■ TO BE DONE ■
Reproduce the listing below word for word, with no pictures.

■ INFORMATION SHOWN ■

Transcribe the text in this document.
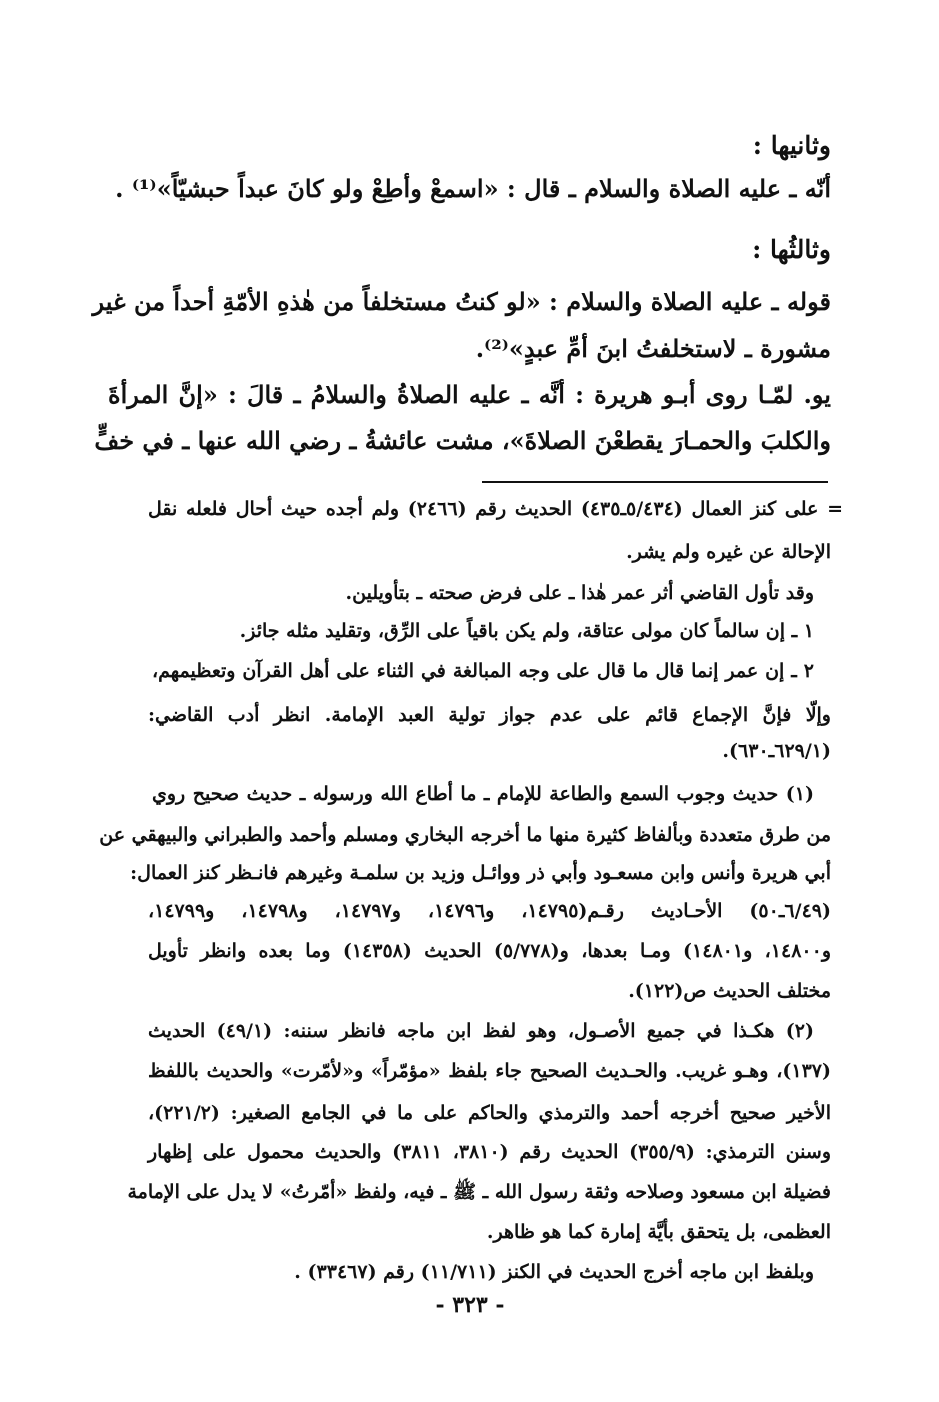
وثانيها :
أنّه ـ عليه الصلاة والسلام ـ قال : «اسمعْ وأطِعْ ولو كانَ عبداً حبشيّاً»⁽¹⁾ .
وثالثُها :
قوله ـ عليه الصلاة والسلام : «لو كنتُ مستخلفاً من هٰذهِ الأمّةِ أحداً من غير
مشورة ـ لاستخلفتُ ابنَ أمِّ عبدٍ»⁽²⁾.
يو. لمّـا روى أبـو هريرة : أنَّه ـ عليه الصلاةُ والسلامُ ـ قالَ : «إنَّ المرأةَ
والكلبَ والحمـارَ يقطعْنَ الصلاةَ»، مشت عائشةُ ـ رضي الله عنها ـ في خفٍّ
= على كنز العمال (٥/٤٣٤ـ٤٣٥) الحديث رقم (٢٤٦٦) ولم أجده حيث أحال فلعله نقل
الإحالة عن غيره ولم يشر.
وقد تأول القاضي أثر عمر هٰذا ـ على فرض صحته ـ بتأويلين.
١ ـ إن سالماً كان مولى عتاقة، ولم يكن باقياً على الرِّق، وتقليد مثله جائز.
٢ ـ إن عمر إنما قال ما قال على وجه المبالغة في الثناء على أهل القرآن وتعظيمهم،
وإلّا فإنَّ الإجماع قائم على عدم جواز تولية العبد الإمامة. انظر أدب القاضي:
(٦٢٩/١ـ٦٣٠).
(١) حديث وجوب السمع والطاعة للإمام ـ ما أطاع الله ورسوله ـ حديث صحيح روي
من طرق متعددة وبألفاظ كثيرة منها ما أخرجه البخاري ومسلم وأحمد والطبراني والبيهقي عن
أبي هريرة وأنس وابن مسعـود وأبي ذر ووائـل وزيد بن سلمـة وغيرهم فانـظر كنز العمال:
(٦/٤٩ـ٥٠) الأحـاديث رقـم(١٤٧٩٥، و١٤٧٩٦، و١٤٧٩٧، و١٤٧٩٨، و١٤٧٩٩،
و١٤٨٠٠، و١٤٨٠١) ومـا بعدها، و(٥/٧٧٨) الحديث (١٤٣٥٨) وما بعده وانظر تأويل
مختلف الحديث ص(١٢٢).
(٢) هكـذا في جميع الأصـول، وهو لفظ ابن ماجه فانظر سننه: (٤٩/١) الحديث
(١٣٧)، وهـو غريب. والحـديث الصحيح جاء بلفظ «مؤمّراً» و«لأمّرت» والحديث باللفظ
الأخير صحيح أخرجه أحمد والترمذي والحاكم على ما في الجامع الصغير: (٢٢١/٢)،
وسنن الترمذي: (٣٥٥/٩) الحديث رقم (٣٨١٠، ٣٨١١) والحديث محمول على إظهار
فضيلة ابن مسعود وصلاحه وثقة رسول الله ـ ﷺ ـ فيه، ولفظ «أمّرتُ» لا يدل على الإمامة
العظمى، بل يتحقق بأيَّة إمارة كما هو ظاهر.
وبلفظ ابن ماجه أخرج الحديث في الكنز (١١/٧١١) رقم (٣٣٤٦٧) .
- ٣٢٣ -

■ TASK RESULT ■
Transcribe the text in this document.
وثانيها :
أنّه ـ عليه الصلاة والسلام ـ قال : «اسمعْ وأطِعْ ولو كانَ عبداً حبشيّاً»⁽¹⁾ .
وثالثُها :
قوله ـ عليه الصلاة والسلام : «لو كنتُ مستخلفاً من هٰذهِ الأمّةِ أحداً من غير
مشورة ـ لاستخلفتُ ابنَ أمِّ عبدٍ»⁽²⁾.
يو. لمّـا روى أبـو هريرة : أنَّه ـ عليه الصلاةُ والسلامُ ـ قالَ : «إنَّ المرأةَ
والكلبَ والحمـارَ يقطعْنَ الصلاةَ»، مشت عائشةُ ـ رضي الله عنها ـ في خفٍّ
= على كنز العمال (٥/٤٣٤ـ٤٣٥) الحديث رقم (٢٤٦٦) ولم أجده حيث أحال فلعله نقل
الإحالة عن غيره ولم يشر.
وقد تأول القاضي أثر عمر هٰذا ـ على فرض صحته ـ بتأويلين.
١ ـ إن سالماً كان مولى عتاقة، ولم يكن باقياً على الرِّق، وتقليد مثله جائز.
٢ ـ إن عمر إنما قال ما قال على وجه المبالغة في الثناء على أهل القرآن وتعظيمهم،
وإلّا فإنَّ الإجماع قائم على عدم جواز تولية العبد الإمامة. انظر أدب القاضي:
(٦٢٩/١ـ٦٣٠).
(١) حديث وجوب السمع والطاعة للإمام ـ ما أطاع الله ورسوله ـ حديث صحيح روي
من طرق متعددة وبألفاظ كثيرة منها ما أخرجه البخاري ومسلم وأحمد والطبراني والبيهقي عن
أبي هريرة وأنس وابن مسعـود وأبي ذر ووائـل وزيد بن سلمـة وغيرهم فانـظر كنز العمال:
(٦/٤٩ـ٥٠) الأحـاديث رقـم(١٤٧٩٥، و١٤٧٩٦، و١٤٧٩٧، و١٤٧٩٨، و١٤٧٩٩،
و١٤٨٠٠، و١٤٨٠١) ومـا بعدها، و(٥/٧٧٨) الحديث (١٤٣٥٨) وما بعده وانظر تأويل
مختلف الحديث ص(١٢٢).
(٢) هكـذا في جميع الأصـول، وهو لفظ ابن ماجه فانظر سننه: (٤٩/١) الحديث
(١٣٧)، وهـو غريب. والحـديث الصحيح جاء بلفظ «مؤمّراً» و«لأمّرت» والحديث باللفظ
الأخير صحيح أخرجه أحمد والترمذي والحاكم على ما في الجامع الصغير: (٢٢١/٢)،
وسنن الترمذي: (٣٥٥/٩) الحديث رقم (٣٨١٠، ٣٨١١) والحديث محمول على إظهار
فضيلة ابن مسعود وصلاحه وثقة رسول الله ـ ﷺ ـ فيه، ولفظ «أمّرتُ» لا يدل على الإمامة
العظمى، بل يتحقق بأيَّة إمارة كما هو ظاهر.
وبلفظ ابن ماجه أخرج الحديث في الكنز (١١/٧١١) رقم (٣٣٤٦٧) .
- ٣٢٣ -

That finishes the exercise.